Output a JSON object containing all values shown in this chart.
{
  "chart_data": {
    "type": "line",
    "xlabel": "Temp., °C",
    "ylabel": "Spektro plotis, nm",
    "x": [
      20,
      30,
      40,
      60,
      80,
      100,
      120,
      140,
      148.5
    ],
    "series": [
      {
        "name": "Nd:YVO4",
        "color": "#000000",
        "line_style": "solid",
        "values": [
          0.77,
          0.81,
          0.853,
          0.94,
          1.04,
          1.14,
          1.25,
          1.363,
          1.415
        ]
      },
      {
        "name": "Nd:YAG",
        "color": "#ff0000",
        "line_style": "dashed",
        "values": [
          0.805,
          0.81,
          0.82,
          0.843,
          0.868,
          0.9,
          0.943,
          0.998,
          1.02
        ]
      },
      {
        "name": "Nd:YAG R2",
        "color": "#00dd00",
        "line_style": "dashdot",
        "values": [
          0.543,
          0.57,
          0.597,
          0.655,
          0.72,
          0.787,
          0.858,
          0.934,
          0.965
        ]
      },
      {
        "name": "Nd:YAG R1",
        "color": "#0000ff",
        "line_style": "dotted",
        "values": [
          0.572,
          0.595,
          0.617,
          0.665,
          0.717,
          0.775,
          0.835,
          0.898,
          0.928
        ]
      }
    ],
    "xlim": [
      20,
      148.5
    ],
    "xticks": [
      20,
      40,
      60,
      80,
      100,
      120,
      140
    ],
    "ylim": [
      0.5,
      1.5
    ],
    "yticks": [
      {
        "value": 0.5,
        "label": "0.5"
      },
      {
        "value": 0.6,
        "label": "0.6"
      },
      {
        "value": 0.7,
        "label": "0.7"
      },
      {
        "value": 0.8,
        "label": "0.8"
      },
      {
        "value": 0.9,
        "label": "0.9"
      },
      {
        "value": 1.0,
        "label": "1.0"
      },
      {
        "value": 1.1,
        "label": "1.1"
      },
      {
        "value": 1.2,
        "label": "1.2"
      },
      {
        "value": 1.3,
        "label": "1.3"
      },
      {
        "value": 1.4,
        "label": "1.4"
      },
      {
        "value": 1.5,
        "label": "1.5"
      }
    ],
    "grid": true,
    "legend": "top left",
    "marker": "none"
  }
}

◆ JOB
Go through the records and print each one exactly.

◆ RESULT BELOW
Output a JSON object containing all values shown in this chart.
{
  "chart_data": {
    "type": "line",
    "xlabel": "Temp., °C",
    "ylabel": "Spektro plotis, nm",
    "x": [
      20,
      30,
      40,
      60,
      80,
      100,
      120,
      140,
      148.5
    ],
    "series": [
      {
        "name": "Nd:YVO4",
        "color": "#000000",
        "line_style": "solid",
        "values": [
          0.77,
          0.81,
          0.853,
          0.94,
          1.04,
          1.14,
          1.25,
          1.363,
          1.415
        ]
      },
      {
        "name": "Nd:YAG",
        "color": "#ff0000",
        "line_style": "dashed",
        "values": [
          0.805,
          0.81,
          0.82,
          0.843,
          0.868,
          0.9,
          0.943,
          0.998,
          1.02
        ]
      },
      {
        "name": "Nd:YAG R2",
        "color": "#00dd00",
        "line_style": "dashdot",
        "values": [
          0.543,
          0.57,
          0.597,
          0.655,
          0.72,
          0.787,
          0.858,
          0.934,
          0.965
        ]
      },
      {
        "name": "Nd:YAG R1",
        "color": "#0000ff",
        "line_style": "dotted",
        "values": [
          0.572,
          0.595,
          0.617,
          0.665,
          0.717,
          0.775,
          0.835,
          0.898,
          0.928
        ]
      }
    ],
    "xlim": [
      20,
      148.5
    ],
    "xticks": [
      20,
      40,
      60,
      80,
      100,
      120,
      140
    ],
    "ylim": [
      0.5,
      1.5
    ],
    "yticks": [
      {
        "value": 0.5,
        "label": "0.5"
      },
      {
        "value": 0.6,
        "label": "0.6"
      },
      {
        "value": 0.7,
        "label": "0.7"
      },
      {
        "value": 0.8,
        "label": "0.8"
      },
      {
        "value": 0.9,
        "label": "0.9"
      },
      {
        "value": 1.0,
        "label": "1.0"
      },
      {
        "value": 1.1,
        "label": "1.1"
      },
      {
        "value": 1.2,
        "label": "1.2"
      },
      {
        "value": 1.3,
        "label": "1.3"
      },
      {
        "value": 1.4,
        "label": "1.4"
      },
      {
        "value": 1.5,
        "label": "1.5"
      }
    ],
    "grid": true,
    "legend": "top left",
    "marker": "none"
  }
}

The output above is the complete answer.